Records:
▬▬▬

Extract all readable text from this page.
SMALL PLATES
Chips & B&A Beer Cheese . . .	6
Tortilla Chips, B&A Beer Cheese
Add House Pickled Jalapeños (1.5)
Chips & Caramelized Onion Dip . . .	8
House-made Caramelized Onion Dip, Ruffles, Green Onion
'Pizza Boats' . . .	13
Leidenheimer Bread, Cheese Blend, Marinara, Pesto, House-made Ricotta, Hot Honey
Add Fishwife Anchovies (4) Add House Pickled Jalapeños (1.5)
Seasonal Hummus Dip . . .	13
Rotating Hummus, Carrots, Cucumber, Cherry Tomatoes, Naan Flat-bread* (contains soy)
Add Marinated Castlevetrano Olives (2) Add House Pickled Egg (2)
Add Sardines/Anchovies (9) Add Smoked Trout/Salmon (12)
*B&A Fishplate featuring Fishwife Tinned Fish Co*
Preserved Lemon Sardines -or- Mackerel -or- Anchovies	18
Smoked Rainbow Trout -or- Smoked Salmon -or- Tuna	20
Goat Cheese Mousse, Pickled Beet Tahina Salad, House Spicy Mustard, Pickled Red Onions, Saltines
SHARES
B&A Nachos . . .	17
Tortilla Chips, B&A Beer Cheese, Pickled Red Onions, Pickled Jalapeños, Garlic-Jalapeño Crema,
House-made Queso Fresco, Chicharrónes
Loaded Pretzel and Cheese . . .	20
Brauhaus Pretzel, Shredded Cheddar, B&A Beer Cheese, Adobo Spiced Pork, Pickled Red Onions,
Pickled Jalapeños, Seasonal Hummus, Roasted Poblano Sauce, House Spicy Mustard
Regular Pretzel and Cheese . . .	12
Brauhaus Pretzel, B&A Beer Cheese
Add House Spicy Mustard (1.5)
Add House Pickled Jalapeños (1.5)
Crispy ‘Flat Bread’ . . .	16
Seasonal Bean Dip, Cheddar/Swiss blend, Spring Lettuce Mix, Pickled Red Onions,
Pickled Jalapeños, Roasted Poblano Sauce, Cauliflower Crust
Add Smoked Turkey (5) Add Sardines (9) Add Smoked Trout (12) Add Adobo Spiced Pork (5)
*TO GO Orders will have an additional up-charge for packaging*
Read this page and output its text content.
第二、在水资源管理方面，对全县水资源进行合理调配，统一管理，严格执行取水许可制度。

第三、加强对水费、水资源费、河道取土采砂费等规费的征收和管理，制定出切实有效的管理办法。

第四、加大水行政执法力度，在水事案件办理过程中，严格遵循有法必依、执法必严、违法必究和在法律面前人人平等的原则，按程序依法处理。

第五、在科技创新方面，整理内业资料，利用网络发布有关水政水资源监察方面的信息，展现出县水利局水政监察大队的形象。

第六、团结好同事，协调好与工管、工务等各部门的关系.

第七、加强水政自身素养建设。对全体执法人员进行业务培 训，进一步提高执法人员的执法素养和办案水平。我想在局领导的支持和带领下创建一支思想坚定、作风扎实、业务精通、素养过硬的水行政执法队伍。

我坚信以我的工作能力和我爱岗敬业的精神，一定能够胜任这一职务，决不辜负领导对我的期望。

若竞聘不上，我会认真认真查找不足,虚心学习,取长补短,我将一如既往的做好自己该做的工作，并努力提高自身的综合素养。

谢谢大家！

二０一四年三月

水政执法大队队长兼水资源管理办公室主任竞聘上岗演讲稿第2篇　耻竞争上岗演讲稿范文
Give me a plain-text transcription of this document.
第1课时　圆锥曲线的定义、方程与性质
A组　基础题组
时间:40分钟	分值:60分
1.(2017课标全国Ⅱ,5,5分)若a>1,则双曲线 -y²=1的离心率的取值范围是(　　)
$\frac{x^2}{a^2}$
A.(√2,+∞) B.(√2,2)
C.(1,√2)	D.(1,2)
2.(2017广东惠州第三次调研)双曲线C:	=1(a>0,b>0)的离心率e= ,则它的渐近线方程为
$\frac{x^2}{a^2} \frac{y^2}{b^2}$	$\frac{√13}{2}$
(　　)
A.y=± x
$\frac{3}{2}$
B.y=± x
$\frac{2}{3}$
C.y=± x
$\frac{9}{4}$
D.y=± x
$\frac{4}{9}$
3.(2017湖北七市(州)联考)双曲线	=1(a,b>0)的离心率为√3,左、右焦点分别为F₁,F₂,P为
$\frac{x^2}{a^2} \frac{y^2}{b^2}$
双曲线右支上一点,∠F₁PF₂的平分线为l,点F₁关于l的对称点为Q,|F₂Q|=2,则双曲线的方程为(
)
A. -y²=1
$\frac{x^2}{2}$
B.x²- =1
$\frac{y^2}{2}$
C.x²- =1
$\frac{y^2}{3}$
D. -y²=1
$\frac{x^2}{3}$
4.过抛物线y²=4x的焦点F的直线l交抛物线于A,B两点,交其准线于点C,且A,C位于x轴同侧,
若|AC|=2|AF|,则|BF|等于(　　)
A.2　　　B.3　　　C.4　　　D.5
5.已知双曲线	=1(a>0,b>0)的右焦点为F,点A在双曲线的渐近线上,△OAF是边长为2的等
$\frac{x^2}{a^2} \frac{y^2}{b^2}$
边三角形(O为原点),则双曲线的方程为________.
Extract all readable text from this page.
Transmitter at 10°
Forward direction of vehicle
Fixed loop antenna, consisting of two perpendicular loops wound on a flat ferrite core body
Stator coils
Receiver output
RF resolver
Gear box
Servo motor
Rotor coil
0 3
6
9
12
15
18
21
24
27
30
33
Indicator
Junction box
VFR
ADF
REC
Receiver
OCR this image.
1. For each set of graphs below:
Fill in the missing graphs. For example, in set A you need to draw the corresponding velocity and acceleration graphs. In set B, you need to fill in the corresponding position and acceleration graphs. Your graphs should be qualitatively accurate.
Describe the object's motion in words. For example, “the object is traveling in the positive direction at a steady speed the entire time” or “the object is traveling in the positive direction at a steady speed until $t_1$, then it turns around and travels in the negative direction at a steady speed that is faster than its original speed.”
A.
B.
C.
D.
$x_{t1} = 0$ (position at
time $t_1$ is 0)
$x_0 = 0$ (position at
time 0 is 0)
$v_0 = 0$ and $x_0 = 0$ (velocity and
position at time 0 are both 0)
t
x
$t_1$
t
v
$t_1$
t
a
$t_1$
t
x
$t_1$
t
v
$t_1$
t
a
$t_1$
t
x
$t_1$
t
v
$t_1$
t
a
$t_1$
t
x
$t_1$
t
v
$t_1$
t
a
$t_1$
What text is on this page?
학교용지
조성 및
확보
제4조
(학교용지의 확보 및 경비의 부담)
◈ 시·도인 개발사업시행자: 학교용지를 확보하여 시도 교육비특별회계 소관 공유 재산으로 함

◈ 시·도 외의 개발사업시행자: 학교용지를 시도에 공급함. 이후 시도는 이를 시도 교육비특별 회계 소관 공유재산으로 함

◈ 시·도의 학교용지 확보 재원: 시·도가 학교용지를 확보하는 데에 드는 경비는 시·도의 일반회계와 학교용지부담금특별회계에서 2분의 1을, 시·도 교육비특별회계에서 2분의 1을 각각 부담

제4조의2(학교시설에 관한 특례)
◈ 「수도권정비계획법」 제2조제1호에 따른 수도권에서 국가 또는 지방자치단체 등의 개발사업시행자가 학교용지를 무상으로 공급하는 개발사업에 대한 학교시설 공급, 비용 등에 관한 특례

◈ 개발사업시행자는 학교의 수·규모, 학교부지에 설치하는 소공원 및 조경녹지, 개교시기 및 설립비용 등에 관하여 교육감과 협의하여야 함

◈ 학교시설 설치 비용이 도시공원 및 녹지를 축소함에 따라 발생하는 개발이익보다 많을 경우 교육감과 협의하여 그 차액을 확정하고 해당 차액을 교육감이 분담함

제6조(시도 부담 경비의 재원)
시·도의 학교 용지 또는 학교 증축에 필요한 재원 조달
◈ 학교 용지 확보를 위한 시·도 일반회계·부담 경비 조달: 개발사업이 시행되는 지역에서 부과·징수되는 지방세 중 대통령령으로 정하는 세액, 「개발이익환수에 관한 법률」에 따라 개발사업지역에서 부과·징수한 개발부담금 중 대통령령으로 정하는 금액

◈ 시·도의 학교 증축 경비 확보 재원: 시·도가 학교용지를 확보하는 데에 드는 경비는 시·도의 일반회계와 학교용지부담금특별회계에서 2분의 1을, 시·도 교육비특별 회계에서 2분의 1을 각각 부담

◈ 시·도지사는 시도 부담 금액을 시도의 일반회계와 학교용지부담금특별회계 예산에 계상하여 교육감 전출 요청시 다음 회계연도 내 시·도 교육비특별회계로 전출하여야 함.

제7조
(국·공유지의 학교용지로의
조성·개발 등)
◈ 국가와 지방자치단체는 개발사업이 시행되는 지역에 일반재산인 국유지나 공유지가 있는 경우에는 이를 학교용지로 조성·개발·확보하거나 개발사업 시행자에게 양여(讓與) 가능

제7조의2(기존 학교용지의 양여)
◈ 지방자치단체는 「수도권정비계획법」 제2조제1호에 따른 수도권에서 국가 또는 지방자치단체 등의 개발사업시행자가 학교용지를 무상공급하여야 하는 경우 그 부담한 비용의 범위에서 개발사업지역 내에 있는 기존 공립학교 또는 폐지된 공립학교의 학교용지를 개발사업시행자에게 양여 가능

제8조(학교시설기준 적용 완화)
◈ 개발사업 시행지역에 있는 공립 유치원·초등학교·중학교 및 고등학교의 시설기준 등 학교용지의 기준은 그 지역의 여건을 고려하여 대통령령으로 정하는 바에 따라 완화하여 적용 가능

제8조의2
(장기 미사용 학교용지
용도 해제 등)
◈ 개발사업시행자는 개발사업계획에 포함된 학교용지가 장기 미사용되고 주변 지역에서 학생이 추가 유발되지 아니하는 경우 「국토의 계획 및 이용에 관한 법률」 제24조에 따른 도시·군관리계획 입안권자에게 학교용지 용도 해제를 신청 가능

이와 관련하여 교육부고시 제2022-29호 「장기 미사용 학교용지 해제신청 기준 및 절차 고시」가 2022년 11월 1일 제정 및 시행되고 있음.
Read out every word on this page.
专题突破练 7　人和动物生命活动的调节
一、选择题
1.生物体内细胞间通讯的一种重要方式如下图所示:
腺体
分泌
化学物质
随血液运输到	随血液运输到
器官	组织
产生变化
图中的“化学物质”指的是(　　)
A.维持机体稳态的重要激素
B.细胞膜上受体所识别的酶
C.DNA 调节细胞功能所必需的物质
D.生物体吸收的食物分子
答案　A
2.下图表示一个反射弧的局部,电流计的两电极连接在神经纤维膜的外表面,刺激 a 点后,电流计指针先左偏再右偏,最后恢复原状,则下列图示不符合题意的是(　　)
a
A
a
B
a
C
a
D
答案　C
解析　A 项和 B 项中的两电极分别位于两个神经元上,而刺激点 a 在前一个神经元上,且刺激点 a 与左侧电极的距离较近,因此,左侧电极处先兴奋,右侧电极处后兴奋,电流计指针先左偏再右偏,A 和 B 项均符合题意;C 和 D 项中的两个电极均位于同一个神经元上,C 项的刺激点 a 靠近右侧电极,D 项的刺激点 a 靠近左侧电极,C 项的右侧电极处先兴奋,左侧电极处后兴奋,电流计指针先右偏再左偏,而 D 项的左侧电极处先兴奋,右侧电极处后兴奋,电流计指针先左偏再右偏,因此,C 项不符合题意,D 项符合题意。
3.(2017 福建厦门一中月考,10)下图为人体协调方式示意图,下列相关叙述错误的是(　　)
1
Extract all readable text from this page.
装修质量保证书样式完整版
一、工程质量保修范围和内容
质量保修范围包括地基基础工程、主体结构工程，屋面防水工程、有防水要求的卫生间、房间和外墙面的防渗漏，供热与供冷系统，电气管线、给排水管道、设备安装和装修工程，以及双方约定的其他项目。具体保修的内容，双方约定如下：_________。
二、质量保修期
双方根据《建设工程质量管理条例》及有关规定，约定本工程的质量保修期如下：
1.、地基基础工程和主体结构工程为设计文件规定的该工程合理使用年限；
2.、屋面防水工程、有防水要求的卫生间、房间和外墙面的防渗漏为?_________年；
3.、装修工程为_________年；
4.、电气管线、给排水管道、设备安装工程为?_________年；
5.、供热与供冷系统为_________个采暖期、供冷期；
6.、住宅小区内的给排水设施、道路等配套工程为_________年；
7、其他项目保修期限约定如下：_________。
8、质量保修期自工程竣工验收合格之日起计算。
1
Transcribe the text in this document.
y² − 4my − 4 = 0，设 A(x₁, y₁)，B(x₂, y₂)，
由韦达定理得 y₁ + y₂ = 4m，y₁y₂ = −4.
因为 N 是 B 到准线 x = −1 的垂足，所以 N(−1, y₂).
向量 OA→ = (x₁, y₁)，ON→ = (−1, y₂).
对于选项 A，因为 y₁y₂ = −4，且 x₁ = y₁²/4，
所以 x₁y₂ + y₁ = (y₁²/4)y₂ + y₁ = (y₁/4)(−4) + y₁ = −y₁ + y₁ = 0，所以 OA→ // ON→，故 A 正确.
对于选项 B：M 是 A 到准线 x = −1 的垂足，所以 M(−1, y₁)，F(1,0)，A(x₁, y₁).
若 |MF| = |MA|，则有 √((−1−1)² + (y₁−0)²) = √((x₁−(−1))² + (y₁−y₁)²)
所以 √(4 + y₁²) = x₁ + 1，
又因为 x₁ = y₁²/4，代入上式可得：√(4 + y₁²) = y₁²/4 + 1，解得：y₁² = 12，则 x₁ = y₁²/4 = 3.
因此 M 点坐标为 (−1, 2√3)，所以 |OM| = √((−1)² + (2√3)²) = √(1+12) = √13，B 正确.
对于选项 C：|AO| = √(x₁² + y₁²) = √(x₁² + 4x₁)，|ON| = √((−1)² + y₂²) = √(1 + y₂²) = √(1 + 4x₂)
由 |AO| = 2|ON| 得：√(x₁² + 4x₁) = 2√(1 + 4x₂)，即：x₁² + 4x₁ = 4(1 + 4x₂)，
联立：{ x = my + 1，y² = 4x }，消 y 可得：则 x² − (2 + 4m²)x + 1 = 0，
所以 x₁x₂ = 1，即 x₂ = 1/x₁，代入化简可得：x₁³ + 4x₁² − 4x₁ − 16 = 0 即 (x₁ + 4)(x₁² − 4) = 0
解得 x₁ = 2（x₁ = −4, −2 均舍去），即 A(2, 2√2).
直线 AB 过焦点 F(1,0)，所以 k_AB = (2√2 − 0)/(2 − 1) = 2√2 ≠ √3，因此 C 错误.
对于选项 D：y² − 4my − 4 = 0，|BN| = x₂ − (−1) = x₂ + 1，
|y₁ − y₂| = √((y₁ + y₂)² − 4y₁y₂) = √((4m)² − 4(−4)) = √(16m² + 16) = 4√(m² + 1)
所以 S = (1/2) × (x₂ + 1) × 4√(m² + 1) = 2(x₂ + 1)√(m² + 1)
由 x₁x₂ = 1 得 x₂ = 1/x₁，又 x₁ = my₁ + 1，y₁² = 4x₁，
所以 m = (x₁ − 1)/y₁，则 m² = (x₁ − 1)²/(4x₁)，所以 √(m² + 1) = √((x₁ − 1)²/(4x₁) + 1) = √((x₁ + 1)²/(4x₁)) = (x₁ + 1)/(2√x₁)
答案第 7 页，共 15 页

▬▬▬

What to produce: Which lines run from the one containing "Transcribe the text in this document." to the end of the entries above? Quote exactly those, and only those.

Answer to the problem:
Transcribe the text in this document.
y² − 4my − 4 = 0，设 A(x₁, y₁)，B(x₂, y₂)，
由韦达定理得 y₁ + y₂ = 4m，y₁y₂ = −4.
因为 N 是 B 到准线 x = −1 的垂足，所以 N(−1, y₂).
向量 OA→ = (x₁, y₁)，ON→ = (−1, y₂).
对于选项 A，因为 y₁y₂ = −4，且 x₁ = y₁²/4，
所以 x₁y₂ + y₁ = (y₁²/4)y₂ + y₁ = (y₁/4)(−4) + y₁ = −y₁ + y₁ = 0，所以 OA→ // ON→，故 A 正确.
对于选项 B：M 是 A 到准线 x = −1 的垂足，所以 M(−1, y₁)，F(1,0)，A(x₁, y₁).
若 |MF| = |MA|，则有 √((−1−1)² + (y₁−0)²) = √((x₁−(−1))² + (y₁−y₁)²)
所以 √(4 + y₁²) = x₁ + 1，
又因为 x₁ = y₁²/4，代入上式可得：√(4 + y₁²) = y₁²/4 + 1，解得：y₁² = 12，则 x₁ = y₁²/4 = 3.
因此 M 点坐标为 (−1, 2√3)，所以 |OM| = √((−1)² + (2√3)²) = √(1+12) = √13，B 正确.
对于选项 C：|AO| = √(x₁² + y₁²) = √(x₁² + 4x₁)，|ON| = √((−1)² + y₂²) = √(1 + y₂²) = √(1 + 4x₂)
由 |AO| = 2|ON| 得：√(x₁² + 4x₁) = 2√(1 + 4x₂)，即：x₁² + 4x₁ = 4(1 + 4x₂)，
联立：{ x = my + 1，y² = 4x }，消 y 可得：则 x² − (2 + 4m²)x + 1 = 0，
所以 x₁x₂ = 1，即 x₂ = 1/x₁，代入化简可得：x₁³ + 4x₁² − 4x₁ − 16 = 0 即 (x₁ + 4)(x₁² − 4) = 0
解得 x₁ = 2（x₁ = −4, −2 均舍去），即 A(2, 2√2).
直线 AB 过焦点 F(1,0)，所以 k_AB = (2√2 − 0)/(2 − 1) = 2√2 ≠ √3，因此 C 错误.
对于选项 D：y² − 4my − 4 = 0，|BN| = x₂ − (−1) = x₂ + 1，
|y₁ − y₂| = √((y₁ + y₂)² − 4y₁y₂) = √((4m)² − 4(−4)) = √(16m² + 16) = 4√(m² + 1)
所以 S = (1/2) × (x₂ + 1) × 4√(m² + 1) = 2(x₂ + 1)√(m² + 1)
由 x₁x₂ = 1 得 x₂ = 1/x₁，又 x₁ = my₁ + 1，y₁² = 4x₁，
所以 m = (x₁ − 1)/y₁，则 m² = (x₁ − 1)²/(4x₁)，所以 √(m² + 1) = √((x₁ − 1)²/(4x₁) + 1) = √((x₁ + 1)²/(4x₁)) = (x₁ + 1)/(2√x₁)
答案第 7 页，共 15 页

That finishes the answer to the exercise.